Problem to work on :: Each record below should appear again exactly as written.

Dataset extract ::
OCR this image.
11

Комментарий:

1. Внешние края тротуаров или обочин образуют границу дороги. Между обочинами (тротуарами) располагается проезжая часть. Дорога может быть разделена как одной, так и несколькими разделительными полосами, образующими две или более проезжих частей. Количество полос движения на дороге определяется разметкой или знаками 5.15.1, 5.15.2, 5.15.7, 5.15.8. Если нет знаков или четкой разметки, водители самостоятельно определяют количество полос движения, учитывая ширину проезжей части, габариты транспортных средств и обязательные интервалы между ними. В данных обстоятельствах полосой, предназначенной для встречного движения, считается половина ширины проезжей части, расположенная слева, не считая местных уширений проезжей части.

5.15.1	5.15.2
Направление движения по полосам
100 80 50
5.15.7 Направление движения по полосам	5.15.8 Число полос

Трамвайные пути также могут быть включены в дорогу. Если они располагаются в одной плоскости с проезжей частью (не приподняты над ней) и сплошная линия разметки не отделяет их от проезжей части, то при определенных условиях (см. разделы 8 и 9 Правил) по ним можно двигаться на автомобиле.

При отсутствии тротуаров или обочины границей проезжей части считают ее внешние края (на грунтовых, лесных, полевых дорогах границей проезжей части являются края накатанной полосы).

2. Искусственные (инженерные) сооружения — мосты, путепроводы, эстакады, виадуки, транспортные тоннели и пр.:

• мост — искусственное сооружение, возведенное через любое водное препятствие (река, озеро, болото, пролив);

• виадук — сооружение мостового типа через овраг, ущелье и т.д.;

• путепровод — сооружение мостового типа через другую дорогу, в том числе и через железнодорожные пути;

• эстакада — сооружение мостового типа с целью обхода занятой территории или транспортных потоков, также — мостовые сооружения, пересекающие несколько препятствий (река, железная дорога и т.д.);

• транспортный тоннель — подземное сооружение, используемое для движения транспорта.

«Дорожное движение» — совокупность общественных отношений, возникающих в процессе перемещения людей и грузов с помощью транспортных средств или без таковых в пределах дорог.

Exercise result ::
OCR this image.
11

Комментарий:

1. Внешние края тротуаров или обочин образуют границу дороги. Между обочинами (тротуарами) располагается проезжая часть. Дорога может быть разделена как одной, так и несколькими разделительными полосами, образующими две или более проезжих частей. Количество полос движения на дороге определяется разметкой или знаками 5.15.1, 5.15.2, 5.15.7, 5.15.8. Если нет знаков или четкой разметки, водители самостоятельно определяют количество полос движения, учитывая ширину проезжей части, габариты транспортных средств и обязательные интервалы между ними. В данных обстоятельствах полосой, предназначенной для встречного движения, считается половина ширины проезжей части, расположенная слева, не считая местных уширений проезжей части.

5.15.1	5.15.2
Направление движения по полосам
100 80 50
5.15.7 Направление движения по полосам	5.15.8 Число полос

Трамвайные пути также могут быть включены в дорогу. Если они располагаются в одной плоскости с проезжей частью (не приподняты над ней) и сплошная линия разметки не отделяет их от проезжей части, то при определенных условиях (см. разделы 8 и 9 Правил) по ним можно двигаться на автомобиле.

При отсутствии тротуаров или обочины границей проезжей части считают ее внешние края (на грунтовых, лесных, полевых дорогах границей проезжей части являются края накатанной полосы).

2. Искусственные (инженерные) сооружения — мосты, путепроводы, эстакады, виадуки, транспортные тоннели и пр.:

• мост — искусственное сооружение, возведенное через любое водное препятствие (река, озеро, болото, пролив);

• виадук — сооружение мостового типа через овраг, ущелье и т.д.;

• путепровод — сооружение мостового типа через другую дорогу, в том числе и через железнодорожные пути;

• эстакада — сооружение мостового типа с целью обхода занятой территории или транспортных потоков, также — мостовые сооружения, пересекающие несколько препятствий (река, железная дорога и т.д.);

• транспортный тоннель — подземное сооружение, используемое для движения транспорта.

«Дорожное движение» — совокупность общественных отношений, возникающих в процессе перемещения людей и грузов с помощью транспортных средств или без таковых в пределах дорог.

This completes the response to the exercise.